▶ STORED ROWS:

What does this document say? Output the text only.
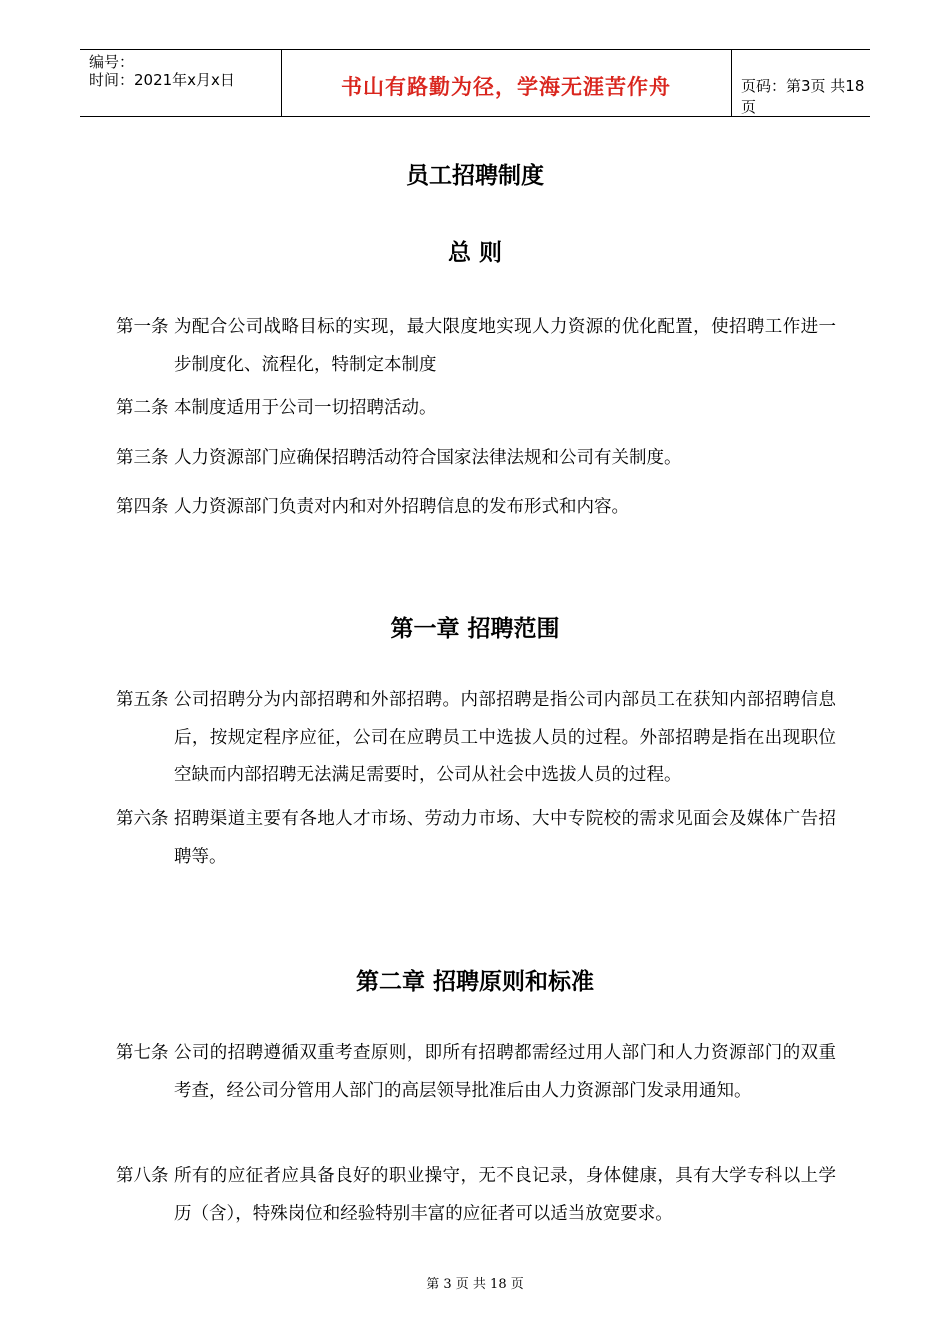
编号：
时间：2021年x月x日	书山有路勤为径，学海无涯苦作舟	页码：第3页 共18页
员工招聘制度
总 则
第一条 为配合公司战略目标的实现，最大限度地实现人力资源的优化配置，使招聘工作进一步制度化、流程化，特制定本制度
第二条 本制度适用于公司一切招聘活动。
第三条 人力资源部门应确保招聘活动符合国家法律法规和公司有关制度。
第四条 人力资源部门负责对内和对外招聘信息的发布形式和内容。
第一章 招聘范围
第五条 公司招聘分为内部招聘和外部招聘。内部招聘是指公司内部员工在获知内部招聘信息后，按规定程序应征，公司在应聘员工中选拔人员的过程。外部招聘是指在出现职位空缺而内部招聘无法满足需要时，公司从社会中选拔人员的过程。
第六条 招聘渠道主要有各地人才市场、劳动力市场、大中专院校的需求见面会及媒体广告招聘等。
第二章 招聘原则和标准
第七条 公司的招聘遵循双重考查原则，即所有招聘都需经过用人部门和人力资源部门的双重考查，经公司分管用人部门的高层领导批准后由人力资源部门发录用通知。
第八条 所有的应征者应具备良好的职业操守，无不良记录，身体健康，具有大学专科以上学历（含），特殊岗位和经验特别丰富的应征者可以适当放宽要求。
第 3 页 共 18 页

▶ YOUR GOAL: Without the pictures, print the records in full, exactly as they appear.

▶ CORRECT RESULT:
What does this document say? Output the text only.
编号：
时间：2021年x月x日	书山有路勤为径，学海无涯苦作舟	页码：第3页 共18页
员工招聘制度
总 则
第一条 为配合公司战略目标的实现，最大限度地实现人力资源的优化配置，使招聘工作进一步制度化、流程化，特制定本制度
第二条 本制度适用于公司一切招聘活动。
第三条 人力资源部门应确保招聘活动符合国家法律法规和公司有关制度。
第四条 人力资源部门负责对内和对外招聘信息的发布形式和内容。
第一章 招聘范围
第五条 公司招聘分为内部招聘和外部招聘。内部招聘是指公司内部员工在获知内部招聘信息后，按规定程序应征，公司在应聘员工中选拔人员的过程。外部招聘是指在出现职位空缺而内部招聘无法满足需要时，公司从社会中选拔人员的过程。
第六条 招聘渠道主要有各地人才市场、劳动力市场、大中专院校的需求见面会及媒体广告招聘等。
第二章 招聘原则和标准
第七条 公司的招聘遵循双重考查原则，即所有招聘都需经过用人部门和人力资源部门的双重考查，经公司分管用人部门的高层领导批准后由人力资源部门发录用通知。
第八条 所有的应征者应具备良好的职业操守，无不良记录，身体健康，具有大学专科以上学历（含），特殊岗位和经验特别丰富的应征者可以适当放宽要求。
第 3 页 共 18 页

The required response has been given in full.